[GIVEN PROBLEM]: Please transcribe the data below exactly. Leave the pictures out.

[EXERCISE MATERIALS]:

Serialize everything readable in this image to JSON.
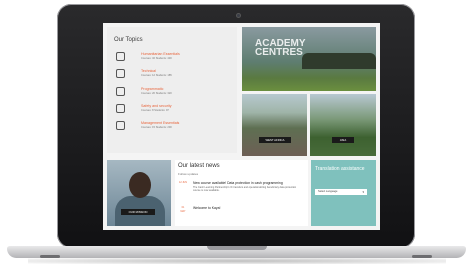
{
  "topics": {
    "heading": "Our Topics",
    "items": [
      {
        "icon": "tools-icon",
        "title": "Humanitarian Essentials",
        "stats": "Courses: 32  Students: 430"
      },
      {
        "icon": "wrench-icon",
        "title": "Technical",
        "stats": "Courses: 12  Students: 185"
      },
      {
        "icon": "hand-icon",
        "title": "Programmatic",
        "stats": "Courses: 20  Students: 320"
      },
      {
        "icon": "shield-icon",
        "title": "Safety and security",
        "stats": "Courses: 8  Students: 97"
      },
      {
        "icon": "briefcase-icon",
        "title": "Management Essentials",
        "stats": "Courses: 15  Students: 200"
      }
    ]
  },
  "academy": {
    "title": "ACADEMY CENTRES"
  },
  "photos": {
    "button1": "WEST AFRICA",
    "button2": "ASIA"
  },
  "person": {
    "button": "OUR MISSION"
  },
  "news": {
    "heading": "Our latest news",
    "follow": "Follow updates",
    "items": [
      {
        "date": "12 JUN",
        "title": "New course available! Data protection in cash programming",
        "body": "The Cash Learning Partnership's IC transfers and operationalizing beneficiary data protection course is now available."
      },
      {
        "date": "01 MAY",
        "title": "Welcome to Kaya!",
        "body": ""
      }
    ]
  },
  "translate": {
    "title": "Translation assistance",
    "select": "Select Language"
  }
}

[PROBLEM SOLUTION]:
Serialize everything readable in this image to JSON.
{
  "topics": {
    "heading": "Our Topics",
    "items": [
      {
        "icon": "tools-icon",
        "title": "Humanitarian Essentials",
        "stats": "Courses: 32  Students: 430"
      },
      {
        "icon": "wrench-icon",
        "title": "Technical",
        "stats": "Courses: 12  Students: 185"
      },
      {
        "icon": "hand-icon",
        "title": "Programmatic",
        "stats": "Courses: 20  Students: 320"
      },
      {
        "icon": "shield-icon",
        "title": "Safety and security",
        "stats": "Courses: 8  Students: 97"
      },
      {
        "icon": "briefcase-icon",
        "title": "Management Essentials",
        "stats": "Courses: 15  Students: 200"
      }
    ]
  },
  "academy": {
    "title": "ACADEMY CENTRES"
  },
  "photos": {
    "button1": "WEST AFRICA",
    "button2": "ASIA"
  },
  "person": {
    "button": "OUR MISSION"
  },
  "news": {
    "heading": "Our latest news",
    "follow": "Follow updates",
    "items": [
      {
        "date": "12 JUN",
        "title": "New course available! Data protection in cash programming",
        "body": "The Cash Learning Partnership's IC transfers and operationalizing beneficiary data protection course is now available."
      },
      {
        "date": "01 MAY",
        "title": "Welcome to Kaya!",
        "body": ""
      }
    ]
  },
  "translate": {
    "title": "Translation assistance",
    "select": "Select Language"
  }
}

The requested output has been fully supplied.